• [TASK INPUT]:

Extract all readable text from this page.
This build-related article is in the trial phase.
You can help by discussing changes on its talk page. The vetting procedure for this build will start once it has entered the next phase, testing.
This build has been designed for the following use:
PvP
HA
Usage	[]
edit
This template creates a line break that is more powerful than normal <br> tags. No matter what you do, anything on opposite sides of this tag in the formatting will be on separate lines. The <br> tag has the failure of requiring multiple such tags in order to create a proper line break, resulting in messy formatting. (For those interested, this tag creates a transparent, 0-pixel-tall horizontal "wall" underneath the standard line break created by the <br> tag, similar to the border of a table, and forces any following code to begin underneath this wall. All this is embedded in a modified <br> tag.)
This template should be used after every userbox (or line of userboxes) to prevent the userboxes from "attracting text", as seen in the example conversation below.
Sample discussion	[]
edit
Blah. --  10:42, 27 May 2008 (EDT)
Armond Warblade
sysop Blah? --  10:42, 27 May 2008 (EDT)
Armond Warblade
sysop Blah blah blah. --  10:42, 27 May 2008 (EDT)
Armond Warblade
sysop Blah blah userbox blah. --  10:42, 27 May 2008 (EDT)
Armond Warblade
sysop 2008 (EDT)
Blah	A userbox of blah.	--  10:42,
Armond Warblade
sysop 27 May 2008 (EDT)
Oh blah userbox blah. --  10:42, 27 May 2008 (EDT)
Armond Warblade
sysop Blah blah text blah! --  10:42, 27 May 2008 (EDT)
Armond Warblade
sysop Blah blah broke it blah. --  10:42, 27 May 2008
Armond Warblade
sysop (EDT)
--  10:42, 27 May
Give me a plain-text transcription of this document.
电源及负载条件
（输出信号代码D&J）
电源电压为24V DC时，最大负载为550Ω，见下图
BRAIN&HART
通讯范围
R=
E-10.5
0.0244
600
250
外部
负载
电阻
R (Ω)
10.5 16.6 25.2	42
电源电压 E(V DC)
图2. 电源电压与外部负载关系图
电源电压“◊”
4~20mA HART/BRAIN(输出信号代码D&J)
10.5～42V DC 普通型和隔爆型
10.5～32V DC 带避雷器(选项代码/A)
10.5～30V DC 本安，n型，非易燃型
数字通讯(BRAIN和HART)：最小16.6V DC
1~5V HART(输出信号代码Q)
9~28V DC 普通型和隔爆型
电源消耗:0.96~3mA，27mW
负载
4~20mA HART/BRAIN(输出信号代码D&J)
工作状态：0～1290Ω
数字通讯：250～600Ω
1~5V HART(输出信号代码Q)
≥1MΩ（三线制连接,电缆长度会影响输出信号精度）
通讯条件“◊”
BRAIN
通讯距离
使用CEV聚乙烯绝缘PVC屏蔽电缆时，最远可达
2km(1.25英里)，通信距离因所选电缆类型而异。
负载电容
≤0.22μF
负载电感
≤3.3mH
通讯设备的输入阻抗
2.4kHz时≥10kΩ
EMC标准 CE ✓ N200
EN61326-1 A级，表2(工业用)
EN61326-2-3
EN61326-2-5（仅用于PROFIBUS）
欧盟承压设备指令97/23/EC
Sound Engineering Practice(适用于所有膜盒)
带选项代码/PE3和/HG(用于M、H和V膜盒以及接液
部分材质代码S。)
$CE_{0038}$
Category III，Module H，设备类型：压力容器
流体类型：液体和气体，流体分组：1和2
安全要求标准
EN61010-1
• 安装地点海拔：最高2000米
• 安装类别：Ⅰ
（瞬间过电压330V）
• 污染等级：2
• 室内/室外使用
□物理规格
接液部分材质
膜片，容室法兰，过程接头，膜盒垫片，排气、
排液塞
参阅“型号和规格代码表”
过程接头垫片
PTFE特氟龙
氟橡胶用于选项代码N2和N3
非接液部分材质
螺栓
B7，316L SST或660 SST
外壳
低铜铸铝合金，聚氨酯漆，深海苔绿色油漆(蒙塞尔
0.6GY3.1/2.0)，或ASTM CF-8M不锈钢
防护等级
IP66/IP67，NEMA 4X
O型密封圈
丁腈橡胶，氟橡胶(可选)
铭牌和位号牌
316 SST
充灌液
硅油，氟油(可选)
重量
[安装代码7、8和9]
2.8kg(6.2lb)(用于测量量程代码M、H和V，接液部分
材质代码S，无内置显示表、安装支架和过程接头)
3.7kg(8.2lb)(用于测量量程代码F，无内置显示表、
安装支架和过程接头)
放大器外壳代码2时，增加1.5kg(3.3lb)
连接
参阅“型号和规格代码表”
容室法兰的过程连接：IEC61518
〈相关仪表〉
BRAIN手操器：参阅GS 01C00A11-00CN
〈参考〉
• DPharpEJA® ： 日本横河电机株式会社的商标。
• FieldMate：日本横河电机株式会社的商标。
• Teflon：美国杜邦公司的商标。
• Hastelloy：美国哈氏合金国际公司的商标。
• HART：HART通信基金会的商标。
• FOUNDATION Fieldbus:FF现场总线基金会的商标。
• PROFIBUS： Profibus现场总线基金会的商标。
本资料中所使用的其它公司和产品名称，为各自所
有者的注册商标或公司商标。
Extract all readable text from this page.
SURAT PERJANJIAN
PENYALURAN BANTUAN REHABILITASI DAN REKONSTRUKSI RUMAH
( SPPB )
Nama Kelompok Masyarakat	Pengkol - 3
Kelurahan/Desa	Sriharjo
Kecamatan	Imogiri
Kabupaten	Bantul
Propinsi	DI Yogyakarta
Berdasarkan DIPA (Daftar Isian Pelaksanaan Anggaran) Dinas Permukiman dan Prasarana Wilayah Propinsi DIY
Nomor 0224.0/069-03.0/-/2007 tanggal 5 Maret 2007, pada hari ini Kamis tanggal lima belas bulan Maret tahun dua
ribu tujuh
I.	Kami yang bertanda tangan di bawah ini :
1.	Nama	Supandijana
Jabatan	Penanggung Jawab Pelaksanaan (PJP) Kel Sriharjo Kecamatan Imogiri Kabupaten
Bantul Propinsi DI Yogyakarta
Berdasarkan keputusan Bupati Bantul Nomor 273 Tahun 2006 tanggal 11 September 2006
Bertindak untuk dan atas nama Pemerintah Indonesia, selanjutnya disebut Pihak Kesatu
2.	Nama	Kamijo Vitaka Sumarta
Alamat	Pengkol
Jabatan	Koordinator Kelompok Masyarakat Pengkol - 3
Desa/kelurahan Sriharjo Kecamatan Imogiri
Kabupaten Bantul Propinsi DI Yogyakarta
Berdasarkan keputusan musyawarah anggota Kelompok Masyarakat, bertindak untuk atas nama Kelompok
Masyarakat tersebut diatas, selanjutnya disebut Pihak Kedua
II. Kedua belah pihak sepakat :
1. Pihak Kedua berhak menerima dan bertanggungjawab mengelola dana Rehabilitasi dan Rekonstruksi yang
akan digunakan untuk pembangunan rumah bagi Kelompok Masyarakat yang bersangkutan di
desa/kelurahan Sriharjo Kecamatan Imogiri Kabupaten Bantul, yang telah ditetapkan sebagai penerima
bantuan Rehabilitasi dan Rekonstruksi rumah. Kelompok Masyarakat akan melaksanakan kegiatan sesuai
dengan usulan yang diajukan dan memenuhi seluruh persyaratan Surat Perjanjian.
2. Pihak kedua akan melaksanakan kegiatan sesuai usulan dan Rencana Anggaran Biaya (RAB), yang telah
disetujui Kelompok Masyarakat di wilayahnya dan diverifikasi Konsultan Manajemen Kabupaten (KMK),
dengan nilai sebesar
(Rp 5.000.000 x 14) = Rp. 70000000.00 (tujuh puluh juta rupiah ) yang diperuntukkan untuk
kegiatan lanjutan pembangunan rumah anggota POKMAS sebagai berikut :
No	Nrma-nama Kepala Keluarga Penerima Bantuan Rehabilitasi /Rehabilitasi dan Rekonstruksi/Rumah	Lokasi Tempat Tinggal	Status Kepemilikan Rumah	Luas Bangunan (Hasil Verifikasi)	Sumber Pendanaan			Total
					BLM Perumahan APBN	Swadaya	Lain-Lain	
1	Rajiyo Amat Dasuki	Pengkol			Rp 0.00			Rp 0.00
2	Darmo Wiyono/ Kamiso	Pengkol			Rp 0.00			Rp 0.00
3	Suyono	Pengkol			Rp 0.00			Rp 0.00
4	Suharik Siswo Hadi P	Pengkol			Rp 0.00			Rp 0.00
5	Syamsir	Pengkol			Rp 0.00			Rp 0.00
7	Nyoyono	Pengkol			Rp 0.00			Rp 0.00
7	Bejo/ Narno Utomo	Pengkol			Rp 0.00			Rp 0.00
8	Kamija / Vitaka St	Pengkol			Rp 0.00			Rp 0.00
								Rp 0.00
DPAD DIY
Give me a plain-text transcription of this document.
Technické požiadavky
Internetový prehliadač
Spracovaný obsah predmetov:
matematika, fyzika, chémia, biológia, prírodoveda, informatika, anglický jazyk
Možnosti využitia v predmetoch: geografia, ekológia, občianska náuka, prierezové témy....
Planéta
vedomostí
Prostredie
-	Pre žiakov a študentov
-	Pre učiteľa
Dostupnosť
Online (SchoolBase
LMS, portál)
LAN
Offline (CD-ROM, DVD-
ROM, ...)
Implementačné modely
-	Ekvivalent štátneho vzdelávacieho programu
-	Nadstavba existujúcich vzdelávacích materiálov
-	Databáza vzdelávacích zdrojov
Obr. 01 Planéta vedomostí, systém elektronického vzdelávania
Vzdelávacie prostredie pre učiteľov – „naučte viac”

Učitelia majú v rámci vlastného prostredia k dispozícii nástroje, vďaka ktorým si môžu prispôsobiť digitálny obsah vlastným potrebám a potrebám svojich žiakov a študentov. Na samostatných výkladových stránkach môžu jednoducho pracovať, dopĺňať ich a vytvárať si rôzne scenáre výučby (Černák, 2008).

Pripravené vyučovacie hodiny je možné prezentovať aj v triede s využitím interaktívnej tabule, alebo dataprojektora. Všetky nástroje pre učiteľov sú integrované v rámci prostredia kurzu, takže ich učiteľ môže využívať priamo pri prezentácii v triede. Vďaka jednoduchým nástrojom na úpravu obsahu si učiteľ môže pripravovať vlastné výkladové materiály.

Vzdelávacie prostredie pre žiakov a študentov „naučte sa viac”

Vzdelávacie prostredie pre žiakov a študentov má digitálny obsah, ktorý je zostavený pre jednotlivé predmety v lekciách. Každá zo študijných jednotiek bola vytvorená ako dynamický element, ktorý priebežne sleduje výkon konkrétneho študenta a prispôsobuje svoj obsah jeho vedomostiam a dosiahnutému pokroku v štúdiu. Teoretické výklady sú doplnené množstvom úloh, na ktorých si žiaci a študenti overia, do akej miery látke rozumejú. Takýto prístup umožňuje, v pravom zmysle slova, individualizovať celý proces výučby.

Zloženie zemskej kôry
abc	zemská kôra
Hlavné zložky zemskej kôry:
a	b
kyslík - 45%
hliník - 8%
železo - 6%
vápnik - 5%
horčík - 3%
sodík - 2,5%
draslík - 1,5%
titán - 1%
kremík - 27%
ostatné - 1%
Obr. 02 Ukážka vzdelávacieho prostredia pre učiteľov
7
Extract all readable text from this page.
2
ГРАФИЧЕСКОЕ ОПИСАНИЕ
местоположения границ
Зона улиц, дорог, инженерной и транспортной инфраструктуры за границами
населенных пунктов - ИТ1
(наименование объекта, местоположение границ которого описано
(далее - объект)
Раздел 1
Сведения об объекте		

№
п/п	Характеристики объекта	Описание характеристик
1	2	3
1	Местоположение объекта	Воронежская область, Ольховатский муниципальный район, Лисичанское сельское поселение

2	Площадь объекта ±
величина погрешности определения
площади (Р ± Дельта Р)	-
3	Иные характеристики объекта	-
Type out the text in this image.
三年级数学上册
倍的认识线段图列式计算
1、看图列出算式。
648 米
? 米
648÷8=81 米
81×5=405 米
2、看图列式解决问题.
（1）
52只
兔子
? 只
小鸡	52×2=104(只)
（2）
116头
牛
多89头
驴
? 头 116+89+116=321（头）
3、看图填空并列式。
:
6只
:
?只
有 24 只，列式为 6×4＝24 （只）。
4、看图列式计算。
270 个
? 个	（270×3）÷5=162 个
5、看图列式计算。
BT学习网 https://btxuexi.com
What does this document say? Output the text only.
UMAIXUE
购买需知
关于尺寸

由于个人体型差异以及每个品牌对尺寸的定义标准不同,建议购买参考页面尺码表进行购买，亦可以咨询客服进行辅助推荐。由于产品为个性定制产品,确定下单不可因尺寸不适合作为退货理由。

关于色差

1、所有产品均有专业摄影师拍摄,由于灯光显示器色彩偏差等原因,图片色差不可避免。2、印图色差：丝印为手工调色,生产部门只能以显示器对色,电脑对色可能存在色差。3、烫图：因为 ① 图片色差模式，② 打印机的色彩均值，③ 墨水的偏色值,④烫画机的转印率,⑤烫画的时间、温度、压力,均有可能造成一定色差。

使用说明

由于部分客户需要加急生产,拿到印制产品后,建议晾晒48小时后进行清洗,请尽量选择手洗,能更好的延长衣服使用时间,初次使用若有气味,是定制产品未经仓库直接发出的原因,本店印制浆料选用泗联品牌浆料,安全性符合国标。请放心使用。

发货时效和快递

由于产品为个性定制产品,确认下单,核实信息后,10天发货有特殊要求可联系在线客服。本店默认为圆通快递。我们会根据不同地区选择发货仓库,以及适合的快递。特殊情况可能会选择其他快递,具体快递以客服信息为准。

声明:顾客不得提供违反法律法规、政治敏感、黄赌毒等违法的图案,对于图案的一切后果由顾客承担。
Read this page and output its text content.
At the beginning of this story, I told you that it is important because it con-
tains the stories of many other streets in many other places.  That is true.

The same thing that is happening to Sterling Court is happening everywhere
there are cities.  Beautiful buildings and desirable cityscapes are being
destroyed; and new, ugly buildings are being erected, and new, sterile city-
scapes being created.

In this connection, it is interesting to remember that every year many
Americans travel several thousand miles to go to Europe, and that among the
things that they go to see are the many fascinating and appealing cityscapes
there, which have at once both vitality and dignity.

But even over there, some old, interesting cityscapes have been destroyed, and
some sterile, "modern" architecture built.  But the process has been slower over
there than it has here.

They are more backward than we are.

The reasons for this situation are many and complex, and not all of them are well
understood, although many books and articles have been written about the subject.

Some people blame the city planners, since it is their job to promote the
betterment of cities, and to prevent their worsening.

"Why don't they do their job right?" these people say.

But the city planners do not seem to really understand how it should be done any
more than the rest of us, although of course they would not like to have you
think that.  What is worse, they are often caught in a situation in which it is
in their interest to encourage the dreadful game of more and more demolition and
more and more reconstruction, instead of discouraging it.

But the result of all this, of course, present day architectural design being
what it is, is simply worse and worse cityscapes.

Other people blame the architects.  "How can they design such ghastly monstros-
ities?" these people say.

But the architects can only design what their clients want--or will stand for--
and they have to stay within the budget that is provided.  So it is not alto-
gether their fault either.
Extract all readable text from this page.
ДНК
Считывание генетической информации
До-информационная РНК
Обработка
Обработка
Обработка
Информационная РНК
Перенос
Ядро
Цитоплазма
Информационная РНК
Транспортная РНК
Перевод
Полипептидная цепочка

• [INSTRUCTION]:
Go through the records and show every line with the string "vzdelávacích" in it.

• [OUTPUT OF THE EXERCISE]:
-	Nadstavba existujúcich vzdelávacích materiálov
-	Databáza vzdelávacích zdrojov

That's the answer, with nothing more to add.